Items from a figure collection:

[Begin]

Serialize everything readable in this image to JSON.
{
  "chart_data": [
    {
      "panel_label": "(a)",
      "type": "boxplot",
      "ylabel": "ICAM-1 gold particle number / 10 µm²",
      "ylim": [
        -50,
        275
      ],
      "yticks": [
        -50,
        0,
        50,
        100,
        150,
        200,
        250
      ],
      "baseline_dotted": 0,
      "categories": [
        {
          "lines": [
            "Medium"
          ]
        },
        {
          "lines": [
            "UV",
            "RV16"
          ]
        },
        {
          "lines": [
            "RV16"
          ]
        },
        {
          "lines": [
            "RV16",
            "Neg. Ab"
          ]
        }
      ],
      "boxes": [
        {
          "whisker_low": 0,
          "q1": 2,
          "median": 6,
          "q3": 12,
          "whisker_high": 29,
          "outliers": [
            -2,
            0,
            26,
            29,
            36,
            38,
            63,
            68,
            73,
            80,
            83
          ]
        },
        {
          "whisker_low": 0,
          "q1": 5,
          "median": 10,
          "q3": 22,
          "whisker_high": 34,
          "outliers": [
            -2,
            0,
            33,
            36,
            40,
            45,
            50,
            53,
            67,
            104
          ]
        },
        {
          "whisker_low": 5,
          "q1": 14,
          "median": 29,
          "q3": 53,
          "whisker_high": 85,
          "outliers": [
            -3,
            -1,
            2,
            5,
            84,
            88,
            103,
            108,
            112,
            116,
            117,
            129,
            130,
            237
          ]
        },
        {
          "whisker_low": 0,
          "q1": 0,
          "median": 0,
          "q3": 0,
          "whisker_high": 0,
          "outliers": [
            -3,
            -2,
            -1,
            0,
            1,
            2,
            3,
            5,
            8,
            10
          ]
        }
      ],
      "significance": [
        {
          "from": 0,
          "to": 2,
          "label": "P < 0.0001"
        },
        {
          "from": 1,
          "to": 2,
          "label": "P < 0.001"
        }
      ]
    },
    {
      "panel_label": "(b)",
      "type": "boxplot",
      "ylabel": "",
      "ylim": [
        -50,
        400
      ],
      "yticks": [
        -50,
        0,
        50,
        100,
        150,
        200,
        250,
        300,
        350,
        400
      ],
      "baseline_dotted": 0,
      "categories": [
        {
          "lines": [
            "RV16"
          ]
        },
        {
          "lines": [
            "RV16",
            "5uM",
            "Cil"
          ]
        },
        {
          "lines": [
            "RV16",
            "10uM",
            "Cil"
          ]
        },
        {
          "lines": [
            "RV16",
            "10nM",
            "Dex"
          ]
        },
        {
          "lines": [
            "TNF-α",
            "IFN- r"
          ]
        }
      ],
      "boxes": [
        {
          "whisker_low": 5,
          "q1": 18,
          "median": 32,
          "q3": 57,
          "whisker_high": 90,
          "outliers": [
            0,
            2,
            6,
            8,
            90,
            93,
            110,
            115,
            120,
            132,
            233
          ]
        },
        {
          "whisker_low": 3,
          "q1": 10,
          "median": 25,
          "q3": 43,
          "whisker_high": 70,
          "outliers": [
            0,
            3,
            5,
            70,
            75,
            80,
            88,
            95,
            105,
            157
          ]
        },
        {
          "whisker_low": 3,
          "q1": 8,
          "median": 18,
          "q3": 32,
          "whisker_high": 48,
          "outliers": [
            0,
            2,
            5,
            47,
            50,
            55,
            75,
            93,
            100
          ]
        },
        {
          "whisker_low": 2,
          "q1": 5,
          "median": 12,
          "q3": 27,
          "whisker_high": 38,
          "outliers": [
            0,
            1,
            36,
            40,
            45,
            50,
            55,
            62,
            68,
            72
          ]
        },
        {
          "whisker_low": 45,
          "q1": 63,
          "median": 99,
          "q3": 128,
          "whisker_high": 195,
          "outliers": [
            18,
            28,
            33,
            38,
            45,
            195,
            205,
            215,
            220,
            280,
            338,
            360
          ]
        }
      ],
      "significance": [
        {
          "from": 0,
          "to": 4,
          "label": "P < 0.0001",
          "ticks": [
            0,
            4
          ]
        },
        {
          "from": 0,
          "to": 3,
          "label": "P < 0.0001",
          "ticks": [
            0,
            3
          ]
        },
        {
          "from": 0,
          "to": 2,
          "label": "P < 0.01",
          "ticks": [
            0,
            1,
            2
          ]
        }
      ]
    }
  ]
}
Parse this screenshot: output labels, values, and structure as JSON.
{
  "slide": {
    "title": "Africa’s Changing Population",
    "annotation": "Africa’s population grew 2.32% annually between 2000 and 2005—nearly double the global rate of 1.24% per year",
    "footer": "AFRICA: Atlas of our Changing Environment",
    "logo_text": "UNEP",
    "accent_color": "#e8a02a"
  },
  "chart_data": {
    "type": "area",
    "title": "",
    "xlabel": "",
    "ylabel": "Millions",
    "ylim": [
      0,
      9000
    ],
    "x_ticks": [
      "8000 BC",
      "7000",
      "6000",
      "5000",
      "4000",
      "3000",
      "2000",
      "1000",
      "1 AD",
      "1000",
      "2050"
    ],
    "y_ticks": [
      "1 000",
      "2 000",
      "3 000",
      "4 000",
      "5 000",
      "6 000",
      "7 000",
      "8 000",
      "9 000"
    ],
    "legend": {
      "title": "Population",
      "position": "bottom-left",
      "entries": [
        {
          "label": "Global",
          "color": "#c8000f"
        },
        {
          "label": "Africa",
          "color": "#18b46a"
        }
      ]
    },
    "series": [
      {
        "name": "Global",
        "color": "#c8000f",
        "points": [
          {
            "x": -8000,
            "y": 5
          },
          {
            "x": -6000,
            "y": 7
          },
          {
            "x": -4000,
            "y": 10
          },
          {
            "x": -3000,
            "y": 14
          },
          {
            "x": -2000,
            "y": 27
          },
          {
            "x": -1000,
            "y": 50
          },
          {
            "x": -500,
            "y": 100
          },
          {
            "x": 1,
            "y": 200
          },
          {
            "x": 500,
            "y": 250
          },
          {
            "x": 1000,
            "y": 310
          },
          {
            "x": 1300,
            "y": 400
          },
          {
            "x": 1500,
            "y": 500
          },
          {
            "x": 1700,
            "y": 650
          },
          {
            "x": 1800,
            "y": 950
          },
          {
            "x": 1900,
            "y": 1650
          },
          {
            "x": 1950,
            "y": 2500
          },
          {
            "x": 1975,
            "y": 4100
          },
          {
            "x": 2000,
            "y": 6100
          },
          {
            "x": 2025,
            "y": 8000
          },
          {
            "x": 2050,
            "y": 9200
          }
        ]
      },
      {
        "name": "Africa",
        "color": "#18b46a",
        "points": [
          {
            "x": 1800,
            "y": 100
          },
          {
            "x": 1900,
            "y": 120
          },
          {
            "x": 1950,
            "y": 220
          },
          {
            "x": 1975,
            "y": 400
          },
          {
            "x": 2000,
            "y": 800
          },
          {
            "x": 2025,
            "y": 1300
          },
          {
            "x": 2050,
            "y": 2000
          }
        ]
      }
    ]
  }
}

[End]

#### Given problem:
All lines in the data that contain the word "ylabel" should be copied.

#### Full answer:
      "ylabel": "ICAM-1 gold particle number / 10 µm²",
      "ylabel": "",
    "ylabel": "Millions",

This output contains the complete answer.